• [Instructions for the task]
Retype every record exactly. Leave the pictures out.

• [Input data]

********************

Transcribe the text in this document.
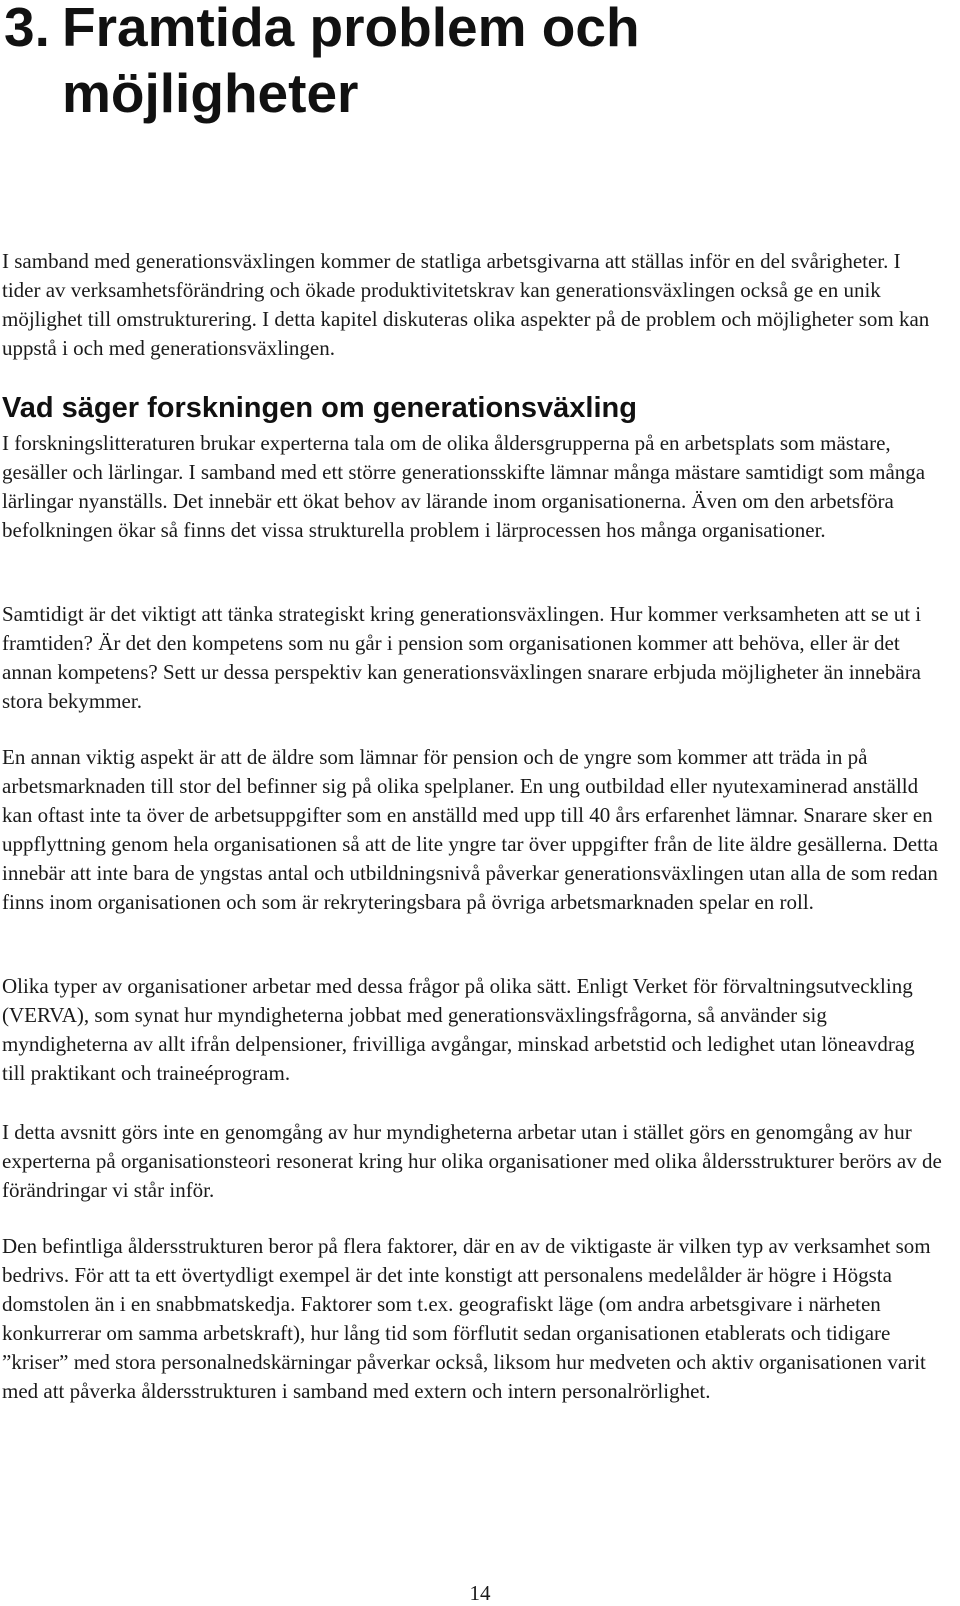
3. Framtida problem och
möjligheter

I samband med generationsväxlingen kommer de statliga arbetsgivarna att ställas inför en del svårigheter. I tider av verksamhetsförändring och ökade produktivitetskrav kan generationsväxlingen också ge en unik möjlighet till omstrukturering. I detta kapitel diskuteras olika aspekter på de problem och möjligheter som kan uppstå i och med generationsväxlingen.

Vad säger forskningen om generationsväxling

I forskningslitteraturen brukar experterna tala om de olika åldersgrupperna på en arbetsplats som mästare, gesäller och lärlingar. I samband med ett större generationsskifte lämnar många mästare samtidigt som många lärlingar nyanställs. Det innebär ett ökat behov av lärande inom organisationerna. Även om den arbetsföra befolkningen ökar så finns det vissa strukturella problem i lärprocessen hos många organisationer.

Samtidigt är det viktigt att tänka strategiskt kring generationsväxlingen. Hur kommer verksamheten att se ut i framtiden? Är det den kompetens som nu går i pension som organisationen kommer att behöva, eller är det annan kompetens? Sett ur dessa perspektiv kan generationsväxlingen snarare erbjuda möjligheter än innebära stora bekymmer.

En annan viktig aspekt är att de äldre som lämnar för pension och de yngre som kommer att träda in på arbetsmarknaden till stor del befinner sig på olika spelplaner. En ung outbildad eller nyutexaminerad anställd kan oftast inte ta över de arbetsuppgifter som en anställd med upp till 40 års erfarenhet lämnar. Snarare sker en uppflyttning genom hela organisationen så att de lite yngre tar över uppgifter från de lite äldre gesällerna. Detta innebär att inte bara de yngstas antal och utbildningsnivå påverkar generationsväxlingen utan alla de som redan finns inom organisationen och som är rekryteringsbara på övriga arbetsmarknaden spelar en roll.

Olika typer av organisationer arbetar med dessa frågor på olika sätt. Enligt Verket för förvaltningsutveckling (VERVA), som synat hur myndigheterna jobbat med generationsväxlingsfrågorna, så använder sig myndigheterna av allt ifrån delpensioner, frivilliga avgångar, minskad arbetstid och ledighet utan löneavdrag till praktikant och traineéprogram.

I detta avsnitt görs inte en genomgång av hur myndigheterna arbetar utan i stället görs en genomgång av hur experterna på organisationsteori resonerat kring hur olika organisationer med olika åldersstrukturer berörs av de förändringar vi står inför.

Den befintliga åldersstrukturen beror på flera faktorer, där en av de viktigaste är vilken typ av verksamhet som bedrivs. För att ta ett övertydligt exempel är det inte konstigt att personalens medelålder är högre i Högsta domstolen än i en snabbmatskedja. Faktorer som t.ex. geografiskt läge (om andra arbetsgivare i närheten konkurrerar om samma arbetskraft), hur lång tid som förflutit sedan organisationen etablerats och tidigare ”kriser” med stora personalnedskärningar påverkar också, liksom hur medveten och aktiv organisationen varit med att påverka åldersstrukturen i samband med extern och intern personalrörlighet.

14
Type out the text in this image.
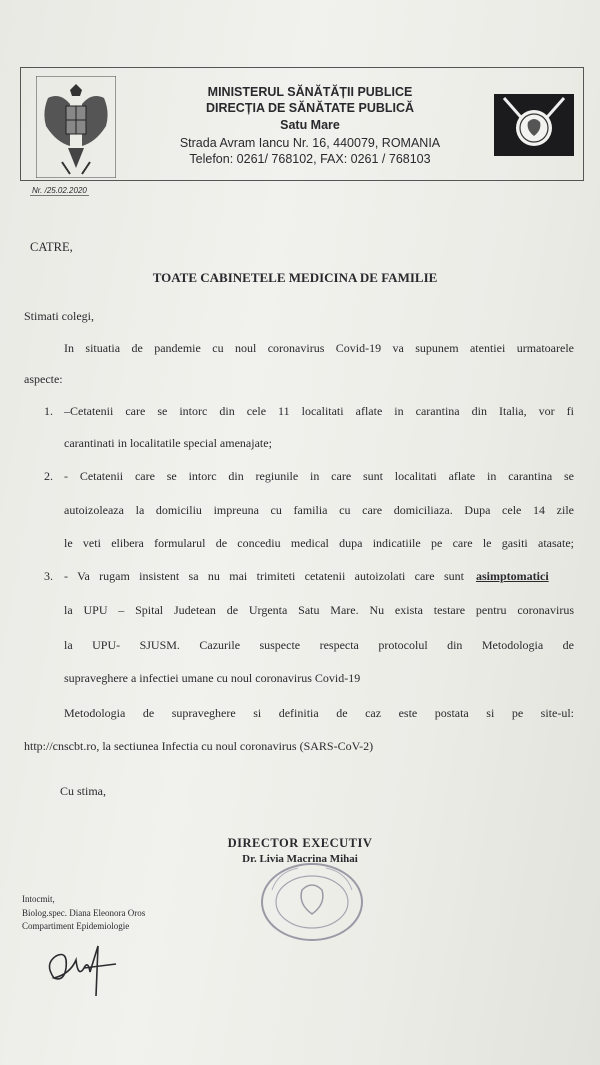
MINISTERUL SĂNĂTĂȚII PUBLICE
DIRECȚIA DE SĂNĂTATE PUBLICĂ
Satu Mare
Strada Avram Iancu Nr. 16, 440079, ROMANIA
Telefon: 0261/ 768102, FAX: 0261 / 768103
Nr. /25.02.2020
CATRE,
TOATE CABINETELE MEDICINA DE FAMILIE
Stimati colegi,
In situatia de pandemie cu noul coronavirus Covid-19 va supunem atentiei urmatoarele
aspecte:
1. –Cetatenii care se intorc din cele 11 localitati aflate in carantina din Italia, vor fi
carantinati in localitatile special amenajate;
2. - Cetatenii care se intorc din regiunile in care sunt localitati aflate in carantina se
autoizoleaza la domiciliu impreuna cu familia cu care domiciliaza. Dupa cele 14 zile
le veti elibera formularul de concediu medical dupa indicatiile pe care le gasiti atasate;
3. - Va rugam insistent sa nu mai trimiteti cetatenii autoizolati care sunt asimptomatici
la UPU – Spital Judetean de Urgenta Satu Mare. Nu exista testare pentru coronavirus
la UPU- SJUSM. Cazurile suspecte respecta protocolul din Metodologia de
supraveghere a infectiei umane cu noul coronavirus Covid-19
Metodologia de supraveghere si definitia de caz este postata si pe site-ul:
http://cnscbt.ro, la sectiunea Infectia cu noul coronavirus (SARS-CoV-2)
Cu stima,
DIRECTOR EXECUTIV
Dr. Livia Macrina Mihai
Intocmit,
Biolog.spec. Diana Eleonora Oros
Compartiment Epidemiologie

********************

• [Task output]
Transcribe the text in this document.
3. Framtida problem och
möjligheter

I samband med generationsväxlingen kommer de statliga arbetsgivarna att ställas inför en del svårigheter. I tider av verksamhetsförändring och ökade produktivitetskrav kan generationsväxlingen också ge en unik möjlighet till omstrukturering. I detta kapitel diskuteras olika aspekter på de problem och möjligheter som kan uppstå i och med generationsväxlingen.

Vad säger forskningen om generationsväxling

I forskningslitteraturen brukar experterna tala om de olika åldersgrupperna på en arbetsplats som mästare, gesäller och lärlingar. I samband med ett större generationsskifte lämnar många mästare samtidigt som många lärlingar nyanställs. Det innebär ett ökat behov av lärande inom organisationerna. Även om den arbetsföra befolkningen ökar så finns det vissa strukturella problem i lärprocessen hos många organisationer.

Samtidigt är det viktigt att tänka strategiskt kring generationsväxlingen. Hur kommer verksamheten att se ut i framtiden? Är det den kompetens som nu går i pension som organisationen kommer att behöva, eller är det annan kompetens? Sett ur dessa perspektiv kan generationsväxlingen snarare erbjuda möjligheter än innebära stora bekymmer.

En annan viktig aspekt är att de äldre som lämnar för pension och de yngre som kommer att träda in på arbetsmarknaden till stor del befinner sig på olika spelplaner. En ung outbildad eller nyutexaminerad anställd kan oftast inte ta över de arbetsuppgifter som en anställd med upp till 40 års erfarenhet lämnar. Snarare sker en uppflyttning genom hela organisationen så att de lite yngre tar över uppgifter från de lite äldre gesällerna. Detta innebär att inte bara de yngstas antal och utbildningsnivå påverkar generationsväxlingen utan alla de som redan finns inom organisationen och som är rekryteringsbara på övriga arbetsmarknaden spelar en roll.

Olika typer av organisationer arbetar med dessa frågor på olika sätt. Enligt Verket för förvaltningsutveckling (VERVA), som synat hur myndigheterna jobbat med generationsväxlingsfrågorna, så använder sig myndigheterna av allt ifrån delpensioner, frivilliga avgångar, minskad arbetstid och ledighet utan löneavdrag till praktikant och traineéprogram.

I detta avsnitt görs inte en genomgång av hur myndigheterna arbetar utan i stället görs en genomgång av hur experterna på organisationsteori resonerat kring hur olika organisationer med olika åldersstrukturer berörs av de förändringar vi står inför.

Den befintliga åldersstrukturen beror på flera faktorer, där en av de viktigaste är vilken typ av verksamhet som bedrivs. För att ta ett övertydligt exempel är det inte konstigt att personalens medelålder är högre i Högsta domstolen än i en snabbmatskedja. Faktorer som t.ex. geografiskt läge (om andra arbetsgivare i närheten konkurrerar om samma arbetskraft), hur lång tid som förflutit sedan organisationen etablerats och tidigare ”kriser” med stora personalnedskärningar påverkar också, liksom hur medveten och aktiv organisationen varit med att påverka åldersstrukturen i samband med extern och intern personalrörlighet.

14
Type out the text in this image.
MINISTERUL SĂNĂTĂȚII PUBLICE
DIRECȚIA DE SĂNĂTATE PUBLICĂ
Satu Mare
Strada Avram Iancu Nr. 16, 440079, ROMANIA
Telefon: 0261/ 768102, FAX: 0261 / 768103
Nr. /25.02.2020
CATRE,
TOATE CABINETELE MEDICINA DE FAMILIE
Stimati colegi,
In situatia de pandemie cu noul coronavirus Covid-19 va supunem atentiei urmatoarele
aspecte:
1. –Cetatenii care se intorc din cele 11 localitati aflate in carantina din Italia, vor fi
carantinati in localitatile special amenajate;
2. - Cetatenii care se intorc din regiunile in care sunt localitati aflate in carantina se
autoizoleaza la domiciliu impreuna cu familia cu care domiciliaza. Dupa cele 14 zile
le veti elibera formularul de concediu medical dupa indicatiile pe care le gasiti atasate;
3. - Va rugam insistent sa nu mai trimiteti cetatenii autoizolati care sunt asimptomatici
la UPU – Spital Judetean de Urgenta Satu Mare. Nu exista testare pentru coronavirus
la UPU- SJUSM. Cazurile suspecte respecta protocolul din Metodologia de
supraveghere a infectiei umane cu noul coronavirus Covid-19
Metodologia de supraveghere si definitia de caz este postata si pe site-ul:
http://cnscbt.ro, la sectiunea Infectia cu noul coronavirus (SARS-CoV-2)
Cu stima,
DIRECTOR EXECUTIV
Dr. Livia Macrina Mihai
Intocmit,
Biolog.spec. Diana Eleonora Oros
Compartiment Epidemiologie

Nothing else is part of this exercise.